(Dataset items)
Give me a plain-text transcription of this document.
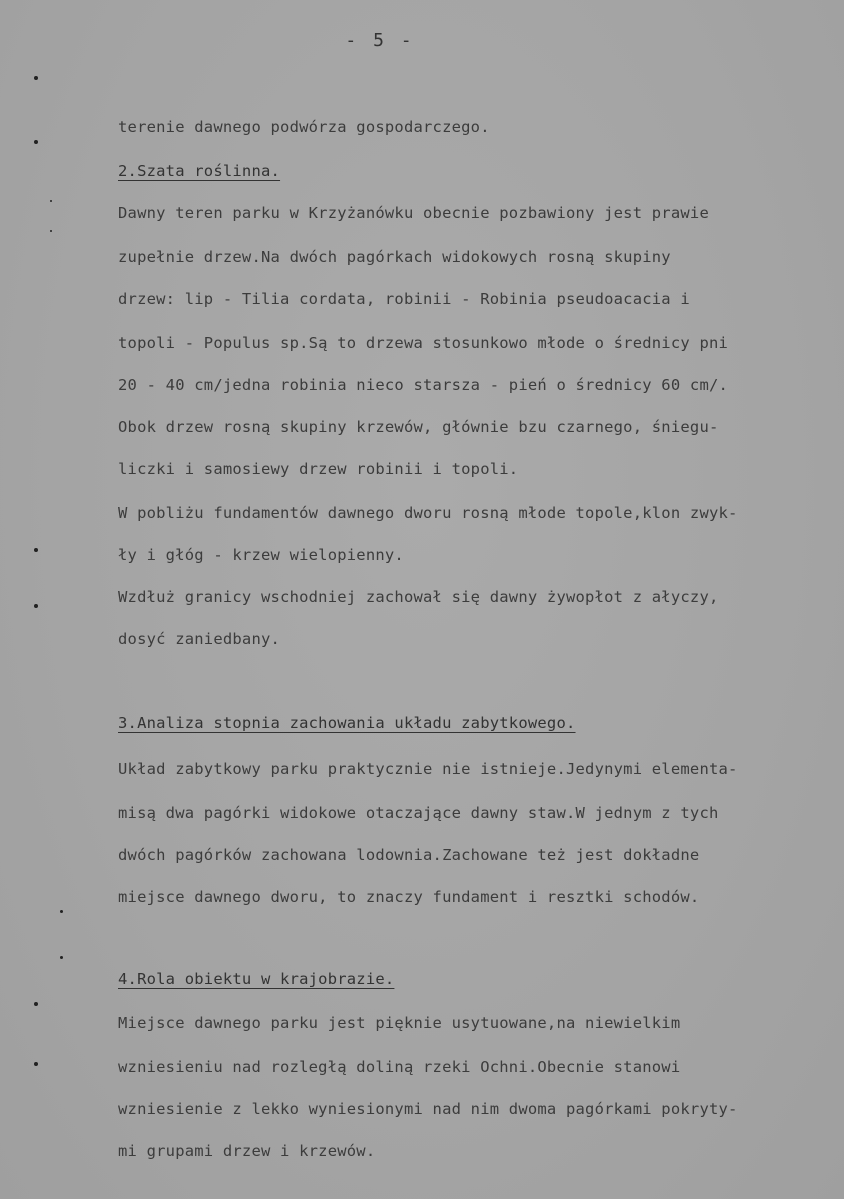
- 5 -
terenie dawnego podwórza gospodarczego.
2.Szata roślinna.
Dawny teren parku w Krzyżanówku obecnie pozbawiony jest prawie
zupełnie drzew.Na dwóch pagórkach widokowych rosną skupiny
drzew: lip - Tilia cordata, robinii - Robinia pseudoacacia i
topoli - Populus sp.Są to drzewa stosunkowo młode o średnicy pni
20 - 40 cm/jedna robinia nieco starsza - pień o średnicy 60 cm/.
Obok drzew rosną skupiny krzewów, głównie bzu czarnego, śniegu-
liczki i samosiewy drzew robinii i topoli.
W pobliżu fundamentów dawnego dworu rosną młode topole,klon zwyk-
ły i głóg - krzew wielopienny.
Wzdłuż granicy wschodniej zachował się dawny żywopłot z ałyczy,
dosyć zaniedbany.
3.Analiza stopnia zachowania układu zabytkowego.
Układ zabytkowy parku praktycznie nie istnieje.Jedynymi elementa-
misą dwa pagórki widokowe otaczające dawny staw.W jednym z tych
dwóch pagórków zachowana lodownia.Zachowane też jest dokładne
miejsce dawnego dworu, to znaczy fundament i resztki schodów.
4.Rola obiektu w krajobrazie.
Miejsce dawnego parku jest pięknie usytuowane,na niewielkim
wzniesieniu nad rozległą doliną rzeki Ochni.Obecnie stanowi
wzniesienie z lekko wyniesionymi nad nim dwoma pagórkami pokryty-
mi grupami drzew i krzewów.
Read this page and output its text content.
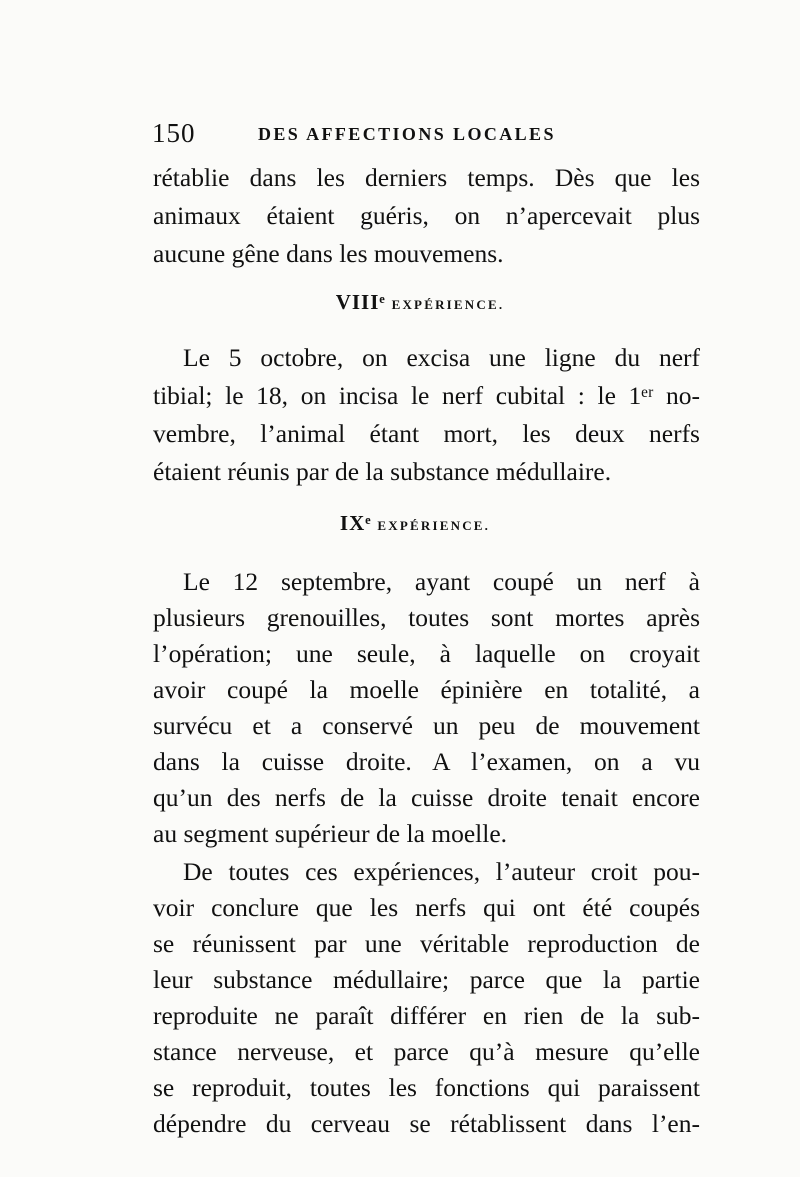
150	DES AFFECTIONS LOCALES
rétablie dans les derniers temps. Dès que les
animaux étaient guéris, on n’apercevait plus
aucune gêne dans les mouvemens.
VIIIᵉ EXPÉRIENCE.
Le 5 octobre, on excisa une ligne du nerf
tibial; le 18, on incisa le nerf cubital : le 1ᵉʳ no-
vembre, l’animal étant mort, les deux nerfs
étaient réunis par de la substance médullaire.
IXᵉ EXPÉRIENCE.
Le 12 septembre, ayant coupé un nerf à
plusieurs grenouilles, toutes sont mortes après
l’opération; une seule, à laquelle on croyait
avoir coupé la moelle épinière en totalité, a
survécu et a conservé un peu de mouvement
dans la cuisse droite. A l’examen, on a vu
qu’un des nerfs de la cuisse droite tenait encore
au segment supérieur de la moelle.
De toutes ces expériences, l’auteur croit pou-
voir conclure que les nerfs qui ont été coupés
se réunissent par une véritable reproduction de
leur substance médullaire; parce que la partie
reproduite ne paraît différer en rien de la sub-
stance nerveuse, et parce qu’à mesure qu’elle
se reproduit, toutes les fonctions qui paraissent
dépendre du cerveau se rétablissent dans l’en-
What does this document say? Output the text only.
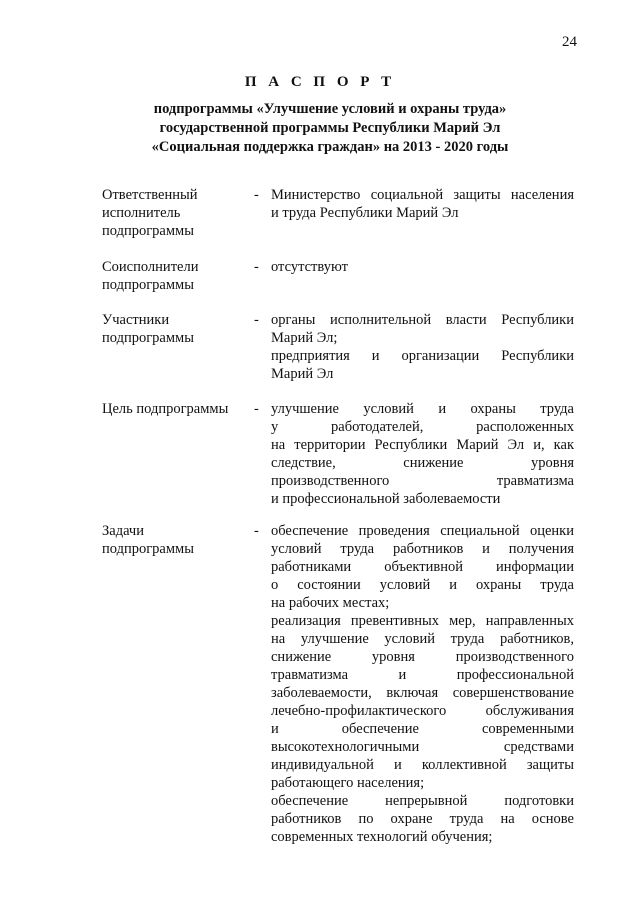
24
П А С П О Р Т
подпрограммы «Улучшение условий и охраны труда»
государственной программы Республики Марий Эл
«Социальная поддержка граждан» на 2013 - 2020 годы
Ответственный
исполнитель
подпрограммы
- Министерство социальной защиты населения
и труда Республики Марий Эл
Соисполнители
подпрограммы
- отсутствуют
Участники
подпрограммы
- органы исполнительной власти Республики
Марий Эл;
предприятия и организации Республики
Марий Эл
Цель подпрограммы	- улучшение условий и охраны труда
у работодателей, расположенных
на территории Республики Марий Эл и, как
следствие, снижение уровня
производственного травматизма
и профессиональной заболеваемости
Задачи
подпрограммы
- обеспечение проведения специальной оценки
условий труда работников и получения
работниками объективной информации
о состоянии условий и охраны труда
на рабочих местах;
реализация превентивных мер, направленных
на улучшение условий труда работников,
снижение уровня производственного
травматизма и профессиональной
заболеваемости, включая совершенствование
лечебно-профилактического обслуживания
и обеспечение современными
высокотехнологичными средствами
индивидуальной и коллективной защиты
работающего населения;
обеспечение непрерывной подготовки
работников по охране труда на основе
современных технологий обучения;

WRITTEN TASK
Retype each line of the listing above word for word. Exclude the pictures.

RESPONSE FOR THIS EXERCISE
Give me a plain-text transcription of this document.
- 5 -
terenie dawnego podwórza gospodarczego.
2.Szata roślinna.
Dawny teren parku w Krzyżanówku obecnie pozbawiony jest prawie
zupełnie drzew.Na dwóch pagórkach widokowych rosną skupiny
drzew: lip - Tilia cordata, robinii - Robinia pseudoacacia i
topoli - Populus sp.Są to drzewa stosunkowo młode o średnicy pni
20 - 40 cm/jedna robinia nieco starsza - pień o średnicy 60 cm/.
Obok drzew rosną skupiny krzewów, głównie bzu czarnego, śniegu-
liczki i samosiewy drzew robinii i topoli.
W pobliżu fundamentów dawnego dworu rosną młode topole,klon zwyk-
ły i głóg - krzew wielopienny.
Wzdłuż granicy wschodniej zachował się dawny żywopłot z ałyczy,
dosyć zaniedbany.
3.Analiza stopnia zachowania układu zabytkowego.
Układ zabytkowy parku praktycznie nie istnieje.Jedynymi elementa-
misą dwa pagórki widokowe otaczające dawny staw.W jednym z tych
dwóch pagórków zachowana lodownia.Zachowane też jest dokładne
miejsce dawnego dworu, to znaczy fundament i resztki schodów.
4.Rola obiektu w krajobrazie.
Miejsce dawnego parku jest pięknie usytuowane,na niewielkim
wzniesieniu nad rozległą doliną rzeki Ochni.Obecnie stanowi
wzniesienie z lekko wyniesionymi nad nim dwoma pagórkami pokryty-
mi grupami drzew i krzewów.
Read this page and output its text content.
150	DES AFFECTIONS LOCALES
rétablie dans les derniers temps. Dès que les
animaux étaient guéris, on n’apercevait plus
aucune gêne dans les mouvemens.
VIIIᵉ EXPÉRIENCE.
Le 5 octobre, on excisa une ligne du nerf
tibial; le 18, on incisa le nerf cubital : le 1ᵉʳ no-
vembre, l’animal étant mort, les deux nerfs
étaient réunis par de la substance médullaire.
IXᵉ EXPÉRIENCE.
Le 12 septembre, ayant coupé un nerf à
plusieurs grenouilles, toutes sont mortes après
l’opération; une seule, à laquelle on croyait
avoir coupé la moelle épinière en totalité, a
survécu et a conservé un peu de mouvement
dans la cuisse droite. A l’examen, on a vu
qu’un des nerfs de la cuisse droite tenait encore
au segment supérieur de la moelle.
De toutes ces expériences, l’auteur croit pou-
voir conclure que les nerfs qui ont été coupés
se réunissent par une véritable reproduction de
leur substance médullaire; parce que la partie
reproduite ne paraît différer en rien de la sub-
stance nerveuse, et parce qu’à mesure qu’elle
se reproduit, toutes les fonctions qui paraissent
dépendre du cerveau se rétablissent dans l’en-
What does this document say? Output the text only.
24
П А С П О Р Т
подпрограммы «Улучшение условий и охраны труда»
государственной программы Республики Марий Эл
«Социальная поддержка граждан» на 2013 - 2020 годы
Ответственный
исполнитель
подпрограммы
- Министерство социальной защиты населения
и труда Республики Марий Эл
Соисполнители
подпрограммы
- отсутствуют
Участники
подпрограммы
- органы исполнительной власти Республики
Марий Эл;
предприятия и организации Республики
Марий Эл
Цель подпрограммы	- улучшение условий и охраны труда
у работодателей, расположенных
на территории Республики Марий Эл и, как
следствие, снижение уровня
производственного травматизма
и профессиональной заболеваемости
Задачи
подпрограммы
- обеспечение проведения специальной оценки
условий труда работников и получения
работниками объективной информации
о состоянии условий и охраны труда
на рабочих местах;
реализация превентивных мер, направленных
на улучшение условий труда работников,
снижение уровня производственного
травматизма и профессиональной
заболеваемости, включая совершенствование
лечебно-профилактического обслуживания
и обеспечение современными
высокотехнологичными средствами
индивидуальной и коллективной защиты
работающего населения;
обеспечение непрерывной подготовки
работников по охране труда на основе
современных технологий обучения;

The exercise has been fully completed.